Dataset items
★ ★ ★ ★ ★ ★ ★

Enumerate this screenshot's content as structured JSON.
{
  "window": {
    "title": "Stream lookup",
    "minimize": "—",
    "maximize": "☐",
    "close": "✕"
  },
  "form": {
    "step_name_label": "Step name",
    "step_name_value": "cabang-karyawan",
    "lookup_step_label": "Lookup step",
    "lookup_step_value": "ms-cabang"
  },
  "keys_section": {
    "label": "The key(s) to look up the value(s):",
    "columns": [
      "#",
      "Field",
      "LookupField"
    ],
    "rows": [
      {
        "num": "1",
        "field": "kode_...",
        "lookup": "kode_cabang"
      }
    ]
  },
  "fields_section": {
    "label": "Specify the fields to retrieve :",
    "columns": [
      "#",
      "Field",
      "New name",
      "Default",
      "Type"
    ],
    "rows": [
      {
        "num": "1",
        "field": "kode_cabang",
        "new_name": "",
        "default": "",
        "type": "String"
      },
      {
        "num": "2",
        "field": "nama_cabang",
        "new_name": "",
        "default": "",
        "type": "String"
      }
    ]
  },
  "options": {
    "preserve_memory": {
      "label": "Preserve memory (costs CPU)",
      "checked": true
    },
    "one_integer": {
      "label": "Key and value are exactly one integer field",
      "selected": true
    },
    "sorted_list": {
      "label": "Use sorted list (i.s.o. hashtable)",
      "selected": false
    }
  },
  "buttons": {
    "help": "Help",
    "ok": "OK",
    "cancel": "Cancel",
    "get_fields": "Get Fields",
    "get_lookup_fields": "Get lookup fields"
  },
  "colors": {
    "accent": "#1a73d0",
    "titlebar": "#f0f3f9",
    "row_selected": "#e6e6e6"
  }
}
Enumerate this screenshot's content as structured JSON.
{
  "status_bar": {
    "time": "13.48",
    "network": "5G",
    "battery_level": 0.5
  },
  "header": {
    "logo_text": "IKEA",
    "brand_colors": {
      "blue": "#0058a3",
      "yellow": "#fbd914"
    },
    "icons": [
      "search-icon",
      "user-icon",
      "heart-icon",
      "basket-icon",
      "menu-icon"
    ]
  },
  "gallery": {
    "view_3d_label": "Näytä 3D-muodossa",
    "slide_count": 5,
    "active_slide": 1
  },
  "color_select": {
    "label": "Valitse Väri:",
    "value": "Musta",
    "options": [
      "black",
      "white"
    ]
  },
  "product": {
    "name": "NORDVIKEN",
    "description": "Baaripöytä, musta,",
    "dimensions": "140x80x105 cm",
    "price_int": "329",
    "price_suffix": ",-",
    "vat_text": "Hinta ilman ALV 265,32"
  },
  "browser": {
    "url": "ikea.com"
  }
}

★ ★ ★ ★ ★ ★ ★

● **Task**
Set every line of the listing down word for word.

● **Answer to this exercise**
Enumerate this screenshot's content as structured JSON.
{
  "window": {
    "title": "Stream lookup",
    "minimize": "—",
    "maximize": "☐",
    "close": "✕"
  },
  "form": {
    "step_name_label": "Step name",
    "step_name_value": "cabang-karyawan",
    "lookup_step_label": "Lookup step",
    "lookup_step_value": "ms-cabang"
  },
  "keys_section": {
    "label": "The key(s) to look up the value(s):",
    "columns": [
      "#",
      "Field",
      "LookupField"
    ],
    "rows": [
      {
        "num": "1",
        "field": "kode_...",
        "lookup": "kode_cabang"
      }
    ]
  },
  "fields_section": {
    "label": "Specify the fields to retrieve :",
    "columns": [
      "#",
      "Field",
      "New name",
      "Default",
      "Type"
    ],
    "rows": [
      {
        "num": "1",
        "field": "kode_cabang",
        "new_name": "",
        "default": "",
        "type": "String"
      },
      {
        "num": "2",
        "field": "nama_cabang",
        "new_name": "",
        "default": "",
        "type": "String"
      }
    ]
  },
  "options": {
    "preserve_memory": {
      "label": "Preserve memory (costs CPU)",
      "checked": true
    },
    "one_integer": {
      "label": "Key and value are exactly one integer field",
      "selected": true
    },
    "sorted_list": {
      "label": "Use sorted list (i.s.o. hashtable)",
      "selected": false
    }
  },
  "buttons": {
    "help": "Help",
    "ok": "OK",
    "cancel": "Cancel",
    "get_fields": "Get Fields",
    "get_lookup_fields": "Get lookup fields"
  },
  "colors": {
    "accent": "#1a73d0",
    "titlebar": "#f0f3f9",
    "row_selected": "#e6e6e6"
  }
}
Enumerate this screenshot's content as structured JSON.
{
  "status_bar": {
    "time": "13.48",
    "network": "5G",
    "battery_level": 0.5
  },
  "header": {
    "logo_text": "IKEA",
    "brand_colors": {
      "blue": "#0058a3",
      "yellow": "#fbd914"
    },
    "icons": [
      "search-icon",
      "user-icon",
      "heart-icon",
      "basket-icon",
      "menu-icon"
    ]
  },
  "gallery": {
    "view_3d_label": "Näytä 3D-muodossa",
    "slide_count": 5,
    "active_slide": 1
  },
  "color_select": {
    "label": "Valitse Väri:",
    "value": "Musta",
    "options": [
      "black",
      "white"
    ]
  },
  "product": {
    "name": "NORDVIKEN",
    "description": "Baaripöytä, musta,",
    "dimensions": "140x80x105 cm",
    "price_int": "329",
    "price_suffix": ",-",
    "vat_text": "Hinta ilman ALV 265,32"
  },
  "browser": {
    "url": "ikea.com"
  }
}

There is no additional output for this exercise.